### [Input for this task]
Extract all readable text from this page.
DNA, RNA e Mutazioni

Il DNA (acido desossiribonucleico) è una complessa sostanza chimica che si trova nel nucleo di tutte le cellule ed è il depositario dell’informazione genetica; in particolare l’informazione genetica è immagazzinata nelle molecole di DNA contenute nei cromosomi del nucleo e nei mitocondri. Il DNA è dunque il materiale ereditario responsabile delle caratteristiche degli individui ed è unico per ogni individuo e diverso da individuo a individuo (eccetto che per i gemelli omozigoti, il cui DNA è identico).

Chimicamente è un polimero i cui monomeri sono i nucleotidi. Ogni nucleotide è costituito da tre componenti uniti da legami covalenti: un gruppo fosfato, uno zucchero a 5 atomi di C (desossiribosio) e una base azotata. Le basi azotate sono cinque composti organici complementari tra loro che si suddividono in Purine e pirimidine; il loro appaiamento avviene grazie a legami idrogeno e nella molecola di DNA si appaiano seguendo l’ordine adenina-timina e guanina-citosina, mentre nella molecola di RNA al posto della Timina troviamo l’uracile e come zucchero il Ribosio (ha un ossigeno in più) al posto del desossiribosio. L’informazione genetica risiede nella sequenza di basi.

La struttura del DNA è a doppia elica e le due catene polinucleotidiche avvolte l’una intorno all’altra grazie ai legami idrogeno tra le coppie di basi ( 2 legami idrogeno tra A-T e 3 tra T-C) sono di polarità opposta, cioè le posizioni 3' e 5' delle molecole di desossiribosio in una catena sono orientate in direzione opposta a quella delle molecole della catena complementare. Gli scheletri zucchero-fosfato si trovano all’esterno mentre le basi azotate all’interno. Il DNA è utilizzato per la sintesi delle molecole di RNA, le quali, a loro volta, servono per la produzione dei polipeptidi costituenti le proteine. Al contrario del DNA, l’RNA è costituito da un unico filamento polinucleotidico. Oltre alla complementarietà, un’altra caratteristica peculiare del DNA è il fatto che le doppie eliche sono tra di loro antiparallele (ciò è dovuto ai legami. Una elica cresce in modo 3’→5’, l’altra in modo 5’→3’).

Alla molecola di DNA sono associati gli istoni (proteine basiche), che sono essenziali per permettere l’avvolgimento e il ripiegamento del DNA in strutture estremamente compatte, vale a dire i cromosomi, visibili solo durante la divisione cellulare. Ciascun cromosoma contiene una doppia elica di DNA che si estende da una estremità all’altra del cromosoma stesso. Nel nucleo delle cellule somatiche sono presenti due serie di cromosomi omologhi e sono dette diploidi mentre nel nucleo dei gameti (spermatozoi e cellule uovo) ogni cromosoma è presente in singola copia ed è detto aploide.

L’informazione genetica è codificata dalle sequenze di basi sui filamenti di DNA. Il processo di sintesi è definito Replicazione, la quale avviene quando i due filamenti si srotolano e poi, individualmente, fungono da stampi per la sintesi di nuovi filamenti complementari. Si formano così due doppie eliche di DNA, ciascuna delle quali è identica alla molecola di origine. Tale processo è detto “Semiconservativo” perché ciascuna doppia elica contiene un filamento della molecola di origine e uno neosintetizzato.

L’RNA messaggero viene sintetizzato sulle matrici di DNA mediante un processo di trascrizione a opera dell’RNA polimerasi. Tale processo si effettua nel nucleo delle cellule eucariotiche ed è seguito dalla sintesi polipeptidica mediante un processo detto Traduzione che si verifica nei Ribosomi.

### [Task item]
Print all of the entries exactly, leaving nothing out.

### [Written solution]
Extract all readable text from this page.
DNA, RNA e Mutazioni

Il DNA (acido desossiribonucleico) è una complessa sostanza chimica che si trova nel nucleo di tutte le cellule ed è il depositario dell’informazione genetica; in particolare l’informazione genetica è immagazzinata nelle molecole di DNA contenute nei cromosomi del nucleo e nei mitocondri. Il DNA è dunque il materiale ereditario responsabile delle caratteristiche degli individui ed è unico per ogni individuo e diverso da individuo a individuo (eccetto che per i gemelli omozigoti, il cui DNA è identico).

Chimicamente è un polimero i cui monomeri sono i nucleotidi. Ogni nucleotide è costituito da tre componenti uniti da legami covalenti: un gruppo fosfato, uno zucchero a 5 atomi di C (desossiribosio) e una base azotata. Le basi azotate sono cinque composti organici complementari tra loro che si suddividono in Purine e pirimidine; il loro appaiamento avviene grazie a legami idrogeno e nella molecola di DNA si appaiano seguendo l’ordine adenina-timina e guanina-citosina, mentre nella molecola di RNA al posto della Timina troviamo l’uracile e come zucchero il Ribosio (ha un ossigeno in più) al posto del desossiribosio. L’informazione genetica risiede nella sequenza di basi.

La struttura del DNA è a doppia elica e le due catene polinucleotidiche avvolte l’una intorno all’altra grazie ai legami idrogeno tra le coppie di basi ( 2 legami idrogeno tra A-T e 3 tra T-C) sono di polarità opposta, cioè le posizioni 3' e 5' delle molecole di desossiribosio in una catena sono orientate in direzione opposta a quella delle molecole della catena complementare. Gli scheletri zucchero-fosfato si trovano all’esterno mentre le basi azotate all’interno. Il DNA è utilizzato per la sintesi delle molecole di RNA, le quali, a loro volta, servono per la produzione dei polipeptidi costituenti le proteine. Al contrario del DNA, l’RNA è costituito da un unico filamento polinucleotidico. Oltre alla complementarietà, un’altra caratteristica peculiare del DNA è il fatto che le doppie eliche sono tra di loro antiparallele (ciò è dovuto ai legami. Una elica cresce in modo 3’→5’, l’altra in modo 5’→3’).

Alla molecola di DNA sono associati gli istoni (proteine basiche), che sono essenziali per permettere l’avvolgimento e il ripiegamento del DNA in strutture estremamente compatte, vale a dire i cromosomi, visibili solo durante la divisione cellulare. Ciascun cromosoma contiene una doppia elica di DNA che si estende da una estremità all’altra del cromosoma stesso. Nel nucleo delle cellule somatiche sono presenti due serie di cromosomi omologhi e sono dette diploidi mentre nel nucleo dei gameti (spermatozoi e cellule uovo) ogni cromosoma è presente in singola copia ed è detto aploide.

L’informazione genetica è codificata dalle sequenze di basi sui filamenti di DNA. Il processo di sintesi è definito Replicazione, la quale avviene quando i due filamenti si srotolano e poi, individualmente, fungono da stampi per la sintesi di nuovi filamenti complementari. Si formano così due doppie eliche di DNA, ciascuna delle quali è identica alla molecola di origine. Tale processo è detto “Semiconservativo” perché ciascuna doppia elica contiene un filamento della molecola di origine e uno neosintetizzato.

L’RNA messaggero viene sintetizzato sulle matrici di DNA mediante un processo di trascrizione a opera dell’RNA polimerasi. Tale processo si effettua nel nucleo delle cellule eucariotiche ed è seguito dalla sintesi polipeptidica mediante un processo detto Traduzione che si verifica nei Ribosomi.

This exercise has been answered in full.